Select and copy out every line in the records containing "медицинского".

☆ ☆ ☆

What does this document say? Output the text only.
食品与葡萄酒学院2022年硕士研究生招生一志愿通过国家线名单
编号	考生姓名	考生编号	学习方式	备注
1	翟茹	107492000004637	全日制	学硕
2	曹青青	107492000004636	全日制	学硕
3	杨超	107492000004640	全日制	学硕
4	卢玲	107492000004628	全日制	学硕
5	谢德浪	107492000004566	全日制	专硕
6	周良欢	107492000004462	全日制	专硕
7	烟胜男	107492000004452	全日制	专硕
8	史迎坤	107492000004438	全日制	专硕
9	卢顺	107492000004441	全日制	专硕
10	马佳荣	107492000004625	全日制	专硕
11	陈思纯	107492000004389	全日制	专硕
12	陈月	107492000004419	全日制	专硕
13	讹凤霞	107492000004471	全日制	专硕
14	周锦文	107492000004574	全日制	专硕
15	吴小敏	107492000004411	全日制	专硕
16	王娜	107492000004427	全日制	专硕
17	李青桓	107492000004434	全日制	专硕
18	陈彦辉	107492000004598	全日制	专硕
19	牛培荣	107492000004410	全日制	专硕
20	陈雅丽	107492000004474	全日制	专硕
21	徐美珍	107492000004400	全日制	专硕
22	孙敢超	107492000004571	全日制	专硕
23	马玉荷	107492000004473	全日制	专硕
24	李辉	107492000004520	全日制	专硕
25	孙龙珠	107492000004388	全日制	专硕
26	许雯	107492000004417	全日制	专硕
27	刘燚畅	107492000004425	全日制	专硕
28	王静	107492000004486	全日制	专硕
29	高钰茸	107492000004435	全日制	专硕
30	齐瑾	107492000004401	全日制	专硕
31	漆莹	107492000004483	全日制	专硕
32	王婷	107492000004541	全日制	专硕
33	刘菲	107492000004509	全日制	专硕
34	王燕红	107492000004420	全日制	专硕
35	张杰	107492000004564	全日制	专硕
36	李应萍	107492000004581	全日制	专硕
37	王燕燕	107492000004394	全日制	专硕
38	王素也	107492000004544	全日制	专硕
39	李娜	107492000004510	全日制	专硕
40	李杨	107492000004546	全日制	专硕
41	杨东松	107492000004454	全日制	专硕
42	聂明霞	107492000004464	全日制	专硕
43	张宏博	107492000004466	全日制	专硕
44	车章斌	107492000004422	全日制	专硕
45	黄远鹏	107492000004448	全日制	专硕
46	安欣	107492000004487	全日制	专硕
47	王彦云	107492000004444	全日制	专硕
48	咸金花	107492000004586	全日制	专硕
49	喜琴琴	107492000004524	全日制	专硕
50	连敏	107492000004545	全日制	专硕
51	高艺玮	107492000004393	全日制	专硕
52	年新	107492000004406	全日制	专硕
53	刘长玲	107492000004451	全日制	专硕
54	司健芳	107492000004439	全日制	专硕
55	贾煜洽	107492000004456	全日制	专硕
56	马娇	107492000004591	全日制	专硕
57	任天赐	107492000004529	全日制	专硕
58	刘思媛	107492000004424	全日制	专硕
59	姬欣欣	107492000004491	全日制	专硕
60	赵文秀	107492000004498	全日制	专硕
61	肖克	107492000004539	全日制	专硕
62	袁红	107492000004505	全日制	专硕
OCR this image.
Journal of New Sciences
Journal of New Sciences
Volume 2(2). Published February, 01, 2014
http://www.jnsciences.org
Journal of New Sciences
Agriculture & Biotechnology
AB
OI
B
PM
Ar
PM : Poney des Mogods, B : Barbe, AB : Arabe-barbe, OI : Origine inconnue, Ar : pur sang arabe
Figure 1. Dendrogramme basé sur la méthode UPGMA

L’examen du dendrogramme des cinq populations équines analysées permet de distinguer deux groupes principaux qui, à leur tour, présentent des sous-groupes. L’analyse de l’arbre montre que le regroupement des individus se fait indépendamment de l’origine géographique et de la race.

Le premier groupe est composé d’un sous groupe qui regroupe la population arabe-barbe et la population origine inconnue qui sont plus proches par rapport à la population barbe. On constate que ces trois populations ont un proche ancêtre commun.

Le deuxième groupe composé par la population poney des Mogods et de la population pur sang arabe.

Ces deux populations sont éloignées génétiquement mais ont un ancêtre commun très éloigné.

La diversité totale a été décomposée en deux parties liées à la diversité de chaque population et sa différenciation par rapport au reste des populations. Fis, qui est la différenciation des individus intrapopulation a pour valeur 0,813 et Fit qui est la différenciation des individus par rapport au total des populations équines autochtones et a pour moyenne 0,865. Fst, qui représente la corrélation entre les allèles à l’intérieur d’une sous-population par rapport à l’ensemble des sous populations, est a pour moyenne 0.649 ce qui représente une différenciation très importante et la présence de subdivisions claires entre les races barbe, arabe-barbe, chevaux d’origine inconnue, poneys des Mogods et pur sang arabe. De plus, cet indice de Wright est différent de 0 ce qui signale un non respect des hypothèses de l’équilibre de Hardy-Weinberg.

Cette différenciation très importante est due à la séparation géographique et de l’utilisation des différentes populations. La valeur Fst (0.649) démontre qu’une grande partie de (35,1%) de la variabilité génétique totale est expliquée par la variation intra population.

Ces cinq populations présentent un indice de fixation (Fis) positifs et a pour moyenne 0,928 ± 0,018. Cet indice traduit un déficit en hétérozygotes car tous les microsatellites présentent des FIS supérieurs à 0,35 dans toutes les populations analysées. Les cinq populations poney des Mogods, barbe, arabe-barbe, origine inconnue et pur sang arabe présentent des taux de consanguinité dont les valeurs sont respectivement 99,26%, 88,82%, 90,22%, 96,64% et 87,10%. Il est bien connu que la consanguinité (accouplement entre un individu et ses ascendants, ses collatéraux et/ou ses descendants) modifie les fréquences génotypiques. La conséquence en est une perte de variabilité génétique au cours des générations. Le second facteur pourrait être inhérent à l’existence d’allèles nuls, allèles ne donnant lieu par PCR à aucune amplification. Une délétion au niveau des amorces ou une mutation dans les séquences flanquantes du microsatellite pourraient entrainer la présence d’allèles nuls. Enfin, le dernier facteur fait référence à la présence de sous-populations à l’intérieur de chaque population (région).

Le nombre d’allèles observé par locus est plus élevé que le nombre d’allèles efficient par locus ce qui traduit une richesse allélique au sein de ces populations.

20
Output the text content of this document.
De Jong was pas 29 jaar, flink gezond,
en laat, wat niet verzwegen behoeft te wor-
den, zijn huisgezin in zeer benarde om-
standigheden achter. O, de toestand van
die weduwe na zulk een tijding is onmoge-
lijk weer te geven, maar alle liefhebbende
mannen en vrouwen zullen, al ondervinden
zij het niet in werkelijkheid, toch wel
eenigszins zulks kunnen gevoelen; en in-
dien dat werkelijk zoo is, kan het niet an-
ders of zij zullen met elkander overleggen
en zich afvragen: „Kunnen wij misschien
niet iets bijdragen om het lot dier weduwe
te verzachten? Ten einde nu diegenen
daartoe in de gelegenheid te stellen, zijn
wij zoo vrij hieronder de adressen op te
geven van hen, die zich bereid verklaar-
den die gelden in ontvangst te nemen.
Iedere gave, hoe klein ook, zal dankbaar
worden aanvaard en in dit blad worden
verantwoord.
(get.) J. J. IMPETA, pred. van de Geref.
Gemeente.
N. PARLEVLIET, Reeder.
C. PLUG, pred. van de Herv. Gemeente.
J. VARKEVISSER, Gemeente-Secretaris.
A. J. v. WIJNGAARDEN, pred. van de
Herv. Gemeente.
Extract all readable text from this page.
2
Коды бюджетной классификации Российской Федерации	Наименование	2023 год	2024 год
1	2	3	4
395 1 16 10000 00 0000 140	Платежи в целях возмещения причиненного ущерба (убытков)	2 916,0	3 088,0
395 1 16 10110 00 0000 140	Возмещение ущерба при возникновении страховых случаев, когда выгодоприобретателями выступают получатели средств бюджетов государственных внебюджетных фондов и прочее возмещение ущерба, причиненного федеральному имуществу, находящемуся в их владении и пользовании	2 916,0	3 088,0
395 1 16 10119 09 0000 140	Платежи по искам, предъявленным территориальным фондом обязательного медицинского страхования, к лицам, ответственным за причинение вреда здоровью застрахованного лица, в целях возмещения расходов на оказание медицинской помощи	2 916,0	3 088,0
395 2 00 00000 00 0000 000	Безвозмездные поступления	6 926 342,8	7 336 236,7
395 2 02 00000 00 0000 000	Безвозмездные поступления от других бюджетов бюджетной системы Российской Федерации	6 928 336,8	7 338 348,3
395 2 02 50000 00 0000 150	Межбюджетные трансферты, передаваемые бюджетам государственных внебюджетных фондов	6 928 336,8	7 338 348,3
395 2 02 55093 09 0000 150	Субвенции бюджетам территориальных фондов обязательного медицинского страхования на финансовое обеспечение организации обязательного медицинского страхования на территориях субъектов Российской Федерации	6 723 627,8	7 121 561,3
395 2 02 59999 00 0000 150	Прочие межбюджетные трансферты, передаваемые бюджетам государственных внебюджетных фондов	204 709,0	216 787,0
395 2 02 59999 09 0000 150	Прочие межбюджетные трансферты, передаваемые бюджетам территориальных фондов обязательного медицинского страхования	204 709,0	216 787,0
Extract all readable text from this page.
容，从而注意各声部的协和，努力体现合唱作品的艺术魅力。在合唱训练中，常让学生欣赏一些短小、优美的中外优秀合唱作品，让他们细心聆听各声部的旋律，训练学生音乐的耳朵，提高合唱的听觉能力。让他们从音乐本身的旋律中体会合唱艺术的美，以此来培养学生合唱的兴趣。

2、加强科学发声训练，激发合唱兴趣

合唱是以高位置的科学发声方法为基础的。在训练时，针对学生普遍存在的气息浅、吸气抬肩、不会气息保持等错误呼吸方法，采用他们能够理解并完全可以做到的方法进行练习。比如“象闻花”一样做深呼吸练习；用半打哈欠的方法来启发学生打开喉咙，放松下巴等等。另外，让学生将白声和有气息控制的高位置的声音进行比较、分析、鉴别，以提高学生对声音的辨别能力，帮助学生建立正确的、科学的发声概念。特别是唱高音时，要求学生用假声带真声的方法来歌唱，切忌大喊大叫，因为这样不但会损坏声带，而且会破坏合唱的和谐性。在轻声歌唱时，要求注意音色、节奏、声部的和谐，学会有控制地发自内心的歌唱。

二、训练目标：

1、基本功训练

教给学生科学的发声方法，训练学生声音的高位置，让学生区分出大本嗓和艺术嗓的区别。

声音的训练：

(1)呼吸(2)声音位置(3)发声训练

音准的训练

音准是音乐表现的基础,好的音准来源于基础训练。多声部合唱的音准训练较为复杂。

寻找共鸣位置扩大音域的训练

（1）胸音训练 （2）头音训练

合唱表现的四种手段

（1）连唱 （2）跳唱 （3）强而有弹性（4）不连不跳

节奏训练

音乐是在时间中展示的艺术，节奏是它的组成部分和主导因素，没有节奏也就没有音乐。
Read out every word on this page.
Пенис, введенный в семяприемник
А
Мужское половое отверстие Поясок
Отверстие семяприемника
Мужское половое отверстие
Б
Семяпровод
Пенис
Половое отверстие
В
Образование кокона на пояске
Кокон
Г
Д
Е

☆ ☆ ☆

_The reply_
395 1 16 10119 09 0000 140	Платежи по искам, предъявленным территориальным фондом обязательного медицинского страхования, к лицам, ответственным за причинение вреда здоровью застрахованного лица, в целях возмещения расходов на оказание медицинской помощи	2 916,0	3 088,0
395 2 02 55093 09 0000 150	Субвенции бюджетам территориальных фондов обязательного медицинского страхования на финансовое обеспечение организации обязательного медицинского страхования на территориях субъектов Российской Федерации	6 723 627,8	7 121 561,3
395 2 02 59999 09 0000 150	Прочие межбюджетные трансферты, передаваемые бюджетам территориальных фондов обязательного медицинского страхования	204 709,0	216 787,0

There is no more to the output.